Retype every line of the data, keeping each word exactly.

*** Available data Section Begins ***

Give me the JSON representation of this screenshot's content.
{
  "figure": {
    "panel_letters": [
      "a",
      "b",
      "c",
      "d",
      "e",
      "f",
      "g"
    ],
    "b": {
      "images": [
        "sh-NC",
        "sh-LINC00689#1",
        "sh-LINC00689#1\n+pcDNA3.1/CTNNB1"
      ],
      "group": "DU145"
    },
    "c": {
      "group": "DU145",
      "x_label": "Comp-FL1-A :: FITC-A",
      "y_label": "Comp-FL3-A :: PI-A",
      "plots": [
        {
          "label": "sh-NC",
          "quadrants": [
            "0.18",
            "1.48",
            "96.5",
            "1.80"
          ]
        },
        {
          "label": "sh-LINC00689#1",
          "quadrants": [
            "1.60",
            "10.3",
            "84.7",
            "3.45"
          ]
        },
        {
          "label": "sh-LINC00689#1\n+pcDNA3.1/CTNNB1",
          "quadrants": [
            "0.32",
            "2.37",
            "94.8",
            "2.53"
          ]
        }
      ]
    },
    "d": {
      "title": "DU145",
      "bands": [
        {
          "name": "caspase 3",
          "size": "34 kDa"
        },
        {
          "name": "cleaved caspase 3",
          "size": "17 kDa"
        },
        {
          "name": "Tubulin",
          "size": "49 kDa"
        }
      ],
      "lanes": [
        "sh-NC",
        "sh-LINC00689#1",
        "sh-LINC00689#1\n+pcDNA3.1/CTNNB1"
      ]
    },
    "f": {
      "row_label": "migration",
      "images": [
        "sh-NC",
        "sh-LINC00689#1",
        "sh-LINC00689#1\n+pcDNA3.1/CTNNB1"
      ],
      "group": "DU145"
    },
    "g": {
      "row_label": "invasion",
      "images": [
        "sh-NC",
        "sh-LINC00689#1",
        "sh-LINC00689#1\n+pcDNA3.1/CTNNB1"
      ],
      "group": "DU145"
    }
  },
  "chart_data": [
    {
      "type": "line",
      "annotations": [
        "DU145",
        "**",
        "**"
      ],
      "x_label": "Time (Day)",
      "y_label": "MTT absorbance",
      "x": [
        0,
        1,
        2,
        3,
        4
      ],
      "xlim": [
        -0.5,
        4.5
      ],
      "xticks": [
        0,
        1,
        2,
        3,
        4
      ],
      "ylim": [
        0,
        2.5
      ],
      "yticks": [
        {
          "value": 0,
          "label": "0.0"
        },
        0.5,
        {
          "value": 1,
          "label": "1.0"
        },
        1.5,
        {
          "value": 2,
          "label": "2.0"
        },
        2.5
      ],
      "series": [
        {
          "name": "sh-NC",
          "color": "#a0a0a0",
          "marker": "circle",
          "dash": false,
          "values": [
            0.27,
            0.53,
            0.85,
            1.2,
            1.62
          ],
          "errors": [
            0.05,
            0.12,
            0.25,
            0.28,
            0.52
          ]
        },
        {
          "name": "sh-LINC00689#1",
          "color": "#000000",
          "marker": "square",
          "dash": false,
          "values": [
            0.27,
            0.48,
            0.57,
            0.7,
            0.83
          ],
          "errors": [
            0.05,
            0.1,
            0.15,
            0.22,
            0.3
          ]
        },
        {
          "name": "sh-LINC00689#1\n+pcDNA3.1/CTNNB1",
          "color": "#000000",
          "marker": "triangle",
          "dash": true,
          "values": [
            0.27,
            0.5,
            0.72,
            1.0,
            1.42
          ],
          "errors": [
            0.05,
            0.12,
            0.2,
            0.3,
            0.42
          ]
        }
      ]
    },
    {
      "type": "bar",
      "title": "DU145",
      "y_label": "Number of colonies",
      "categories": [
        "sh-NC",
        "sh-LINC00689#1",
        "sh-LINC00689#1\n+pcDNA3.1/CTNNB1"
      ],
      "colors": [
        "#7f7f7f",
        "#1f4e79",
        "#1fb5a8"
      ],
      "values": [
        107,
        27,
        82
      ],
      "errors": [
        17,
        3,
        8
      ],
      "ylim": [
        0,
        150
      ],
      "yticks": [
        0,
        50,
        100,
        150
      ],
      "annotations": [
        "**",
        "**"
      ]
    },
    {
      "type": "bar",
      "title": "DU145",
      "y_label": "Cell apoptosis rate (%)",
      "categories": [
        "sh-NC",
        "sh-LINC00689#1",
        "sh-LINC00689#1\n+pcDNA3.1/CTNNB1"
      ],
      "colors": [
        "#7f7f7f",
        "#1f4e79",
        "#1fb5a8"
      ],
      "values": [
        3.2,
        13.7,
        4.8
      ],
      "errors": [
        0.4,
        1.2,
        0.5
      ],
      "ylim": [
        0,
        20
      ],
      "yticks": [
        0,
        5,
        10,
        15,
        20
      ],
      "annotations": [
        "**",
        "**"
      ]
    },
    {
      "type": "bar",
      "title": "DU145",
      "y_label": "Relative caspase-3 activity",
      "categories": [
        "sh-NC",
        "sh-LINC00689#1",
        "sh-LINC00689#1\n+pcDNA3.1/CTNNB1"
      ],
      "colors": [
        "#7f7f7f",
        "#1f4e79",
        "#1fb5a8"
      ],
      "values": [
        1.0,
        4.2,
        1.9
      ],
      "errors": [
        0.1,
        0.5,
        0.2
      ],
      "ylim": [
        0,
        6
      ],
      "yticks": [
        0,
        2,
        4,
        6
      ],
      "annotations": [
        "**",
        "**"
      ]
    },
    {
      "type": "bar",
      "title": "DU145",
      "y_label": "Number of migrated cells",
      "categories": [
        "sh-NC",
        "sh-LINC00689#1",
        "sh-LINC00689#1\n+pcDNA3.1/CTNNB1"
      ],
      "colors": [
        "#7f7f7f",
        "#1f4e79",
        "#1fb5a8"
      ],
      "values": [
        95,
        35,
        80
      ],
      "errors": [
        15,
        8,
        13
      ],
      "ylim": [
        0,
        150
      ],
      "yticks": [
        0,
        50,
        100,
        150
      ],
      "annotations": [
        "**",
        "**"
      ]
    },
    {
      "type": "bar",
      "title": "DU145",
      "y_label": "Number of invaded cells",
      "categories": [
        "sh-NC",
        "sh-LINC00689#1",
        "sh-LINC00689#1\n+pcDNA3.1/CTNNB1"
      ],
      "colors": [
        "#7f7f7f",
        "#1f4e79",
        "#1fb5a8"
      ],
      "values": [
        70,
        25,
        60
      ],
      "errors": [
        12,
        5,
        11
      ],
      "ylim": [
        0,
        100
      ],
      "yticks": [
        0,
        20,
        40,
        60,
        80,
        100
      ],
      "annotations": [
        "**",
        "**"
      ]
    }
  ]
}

*** Available data Section Ends ***

**Solution for this problem:**
Give me the JSON representation of this screenshot's content.
{
  "figure": {
    "panel_letters": [
      "a",
      "b",
      "c",
      "d",
      "e",
      "f",
      "g"
    ],
    "b": {
      "images": [
        "sh-NC",
        "sh-LINC00689#1",
        "sh-LINC00689#1\n+pcDNA3.1/CTNNB1"
      ],
      "group": "DU145"
    },
    "c": {
      "group": "DU145",
      "x_label": "Comp-FL1-A :: FITC-A",
      "y_label": "Comp-FL3-A :: PI-A",
      "plots": [
        {
          "label": "sh-NC",
          "quadrants": [
            "0.18",
            "1.48",
            "96.5",
            "1.80"
          ]
        },
        {
          "label": "sh-LINC00689#1",
          "quadrants": [
            "1.60",
            "10.3",
            "84.7",
            "3.45"
          ]
        },
        {
          "label": "sh-LINC00689#1\n+pcDNA3.1/CTNNB1",
          "quadrants": [
            "0.32",
            "2.37",
            "94.8",
            "2.53"
          ]
        }
      ]
    },
    "d": {
      "title": "DU145",
      "bands": [
        {
          "name": "caspase 3",
          "size": "34 kDa"
        },
        {
          "name": "cleaved caspase 3",
          "size": "17 kDa"
        },
        {
          "name": "Tubulin",
          "size": "49 kDa"
        }
      ],
      "lanes": [
        "sh-NC",
        "sh-LINC00689#1",
        "sh-LINC00689#1\n+pcDNA3.1/CTNNB1"
      ]
    },
    "f": {
      "row_label": "migration",
      "images": [
        "sh-NC",
        "sh-LINC00689#1",
        "sh-LINC00689#1\n+pcDNA3.1/CTNNB1"
      ],
      "group": "DU145"
    },
    "g": {
      "row_label": "invasion",
      "images": [
        "sh-NC",
        "sh-LINC00689#1",
        "sh-LINC00689#1\n+pcDNA3.1/CTNNB1"
      ],
      "group": "DU145"
    }
  },
  "chart_data": [
    {
      "type": "line",
      "annotations": [
        "DU145",
        "**",
        "**"
      ],
      "x_label": "Time (Day)",
      "y_label": "MTT absorbance",
      "x": [
        0,
        1,
        2,
        3,
        4
      ],
      "xlim": [
        -0.5,
        4.5
      ],
      "xticks": [
        0,
        1,
        2,
        3,
        4
      ],
      "ylim": [
        0,
        2.5
      ],
      "yticks": [
        {
          "value": 0,
          "label": "0.0"
        },
        0.5,
        {
          "value": 1,
          "label": "1.0"
        },
        1.5,
        {
          "value": 2,
          "label": "2.0"
        },
        2.5
      ],
      "series": [
        {
          "name": "sh-NC",
          "color": "#a0a0a0",
          "marker": "circle",
          "dash": false,
          "values": [
            0.27,
            0.53,
            0.85,
            1.2,
            1.62
          ],
          "errors": [
            0.05,
            0.12,
            0.25,
            0.28,
            0.52
          ]
        },
        {
          "name": "sh-LINC00689#1",
          "color": "#000000",
          "marker": "square",
          "dash": false,
          "values": [
            0.27,
            0.48,
            0.57,
            0.7,
            0.83
          ],
          "errors": [
            0.05,
            0.1,
            0.15,
            0.22,
            0.3
          ]
        },
        {
          "name": "sh-LINC00689#1\n+pcDNA3.1/CTNNB1",
          "color": "#000000",
          "marker": "triangle",
          "dash": true,
          "values": [
            0.27,
            0.5,
            0.72,
            1.0,
            1.42
          ],
          "errors": [
            0.05,
            0.12,
            0.2,
            0.3,
            0.42
          ]
        }
      ]
    },
    {
      "type": "bar",
      "title": "DU145",
      "y_label": "Number of colonies",
      "categories": [
        "sh-NC",
        "sh-LINC00689#1",
        "sh-LINC00689#1\n+pcDNA3.1/CTNNB1"
      ],
      "colors": [
        "#7f7f7f",
        "#1f4e79",
        "#1fb5a8"
      ],
      "values": [
        107,
        27,
        82
      ],
      "errors": [
        17,
        3,
        8
      ],
      "ylim": [
        0,
        150
      ],
      "yticks": [
        0,
        50,
        100,
        150
      ],
      "annotations": [
        "**",
        "**"
      ]
    },
    {
      "type": "bar",
      "title": "DU145",
      "y_label": "Cell apoptosis rate (%)",
      "categories": [
        "sh-NC",
        "sh-LINC00689#1",
        "sh-LINC00689#1\n+pcDNA3.1/CTNNB1"
      ],
      "colors": [
        "#7f7f7f",
        "#1f4e79",
        "#1fb5a8"
      ],
      "values": [
        3.2,
        13.7,
        4.8
      ],
      "errors": [
        0.4,
        1.2,
        0.5
      ],
      "ylim": [
        0,
        20
      ],
      "yticks": [
        0,
        5,
        10,
        15,
        20
      ],
      "annotations": [
        "**",
        "**"
      ]
    },
    {
      "type": "bar",
      "title": "DU145",
      "y_label": "Relative caspase-3 activity",
      "categories": [
        "sh-NC",
        "sh-LINC00689#1",
        "sh-LINC00689#1\n+pcDNA3.1/CTNNB1"
      ],
      "colors": [
        "#7f7f7f",
        "#1f4e79",
        "#1fb5a8"
      ],
      "values": [
        1.0,
        4.2,
        1.9
      ],
      "errors": [
        0.1,
        0.5,
        0.2
      ],
      "ylim": [
        0,
        6
      ],
      "yticks": [
        0,
        2,
        4,
        6
      ],
      "annotations": [
        "**",
        "**"
      ]
    },
    {
      "type": "bar",
      "title": "DU145",
      "y_label": "Number of migrated cells",
      "categories": [
        "sh-NC",
        "sh-LINC00689#1",
        "sh-LINC00689#1\n+pcDNA3.1/CTNNB1"
      ],
      "colors": [
        "#7f7f7f",
        "#1f4e79",
        "#1fb5a8"
      ],
      "values": [
        95,
        35,
        80
      ],
      "errors": [
        15,
        8,
        13
      ],
      "ylim": [
        0,
        150
      ],
      "yticks": [
        0,
        50,
        100,
        150
      ],
      "annotations": [
        "**",
        "**"
      ]
    },
    {
      "type": "bar",
      "title": "DU145",
      "y_label": "Number of invaded cells",
      "categories": [
        "sh-NC",
        "sh-LINC00689#1",
        "sh-LINC00689#1\n+pcDNA3.1/CTNNB1"
      ],
      "colors": [
        "#7f7f7f",
        "#1f4e79",
        "#1fb5a8"
      ],
      "values": [
        70,
        25,
        60
      ],
      "errors": [
        12,
        5,
        11
      ],
      "ylim": [
        0,
        100
      ],
      "yticks": [
        0,
        20,
        40,
        60,
        80,
        100
      ],
      "annotations": [
        "**",
        "**"
      ]
    }
  ]
}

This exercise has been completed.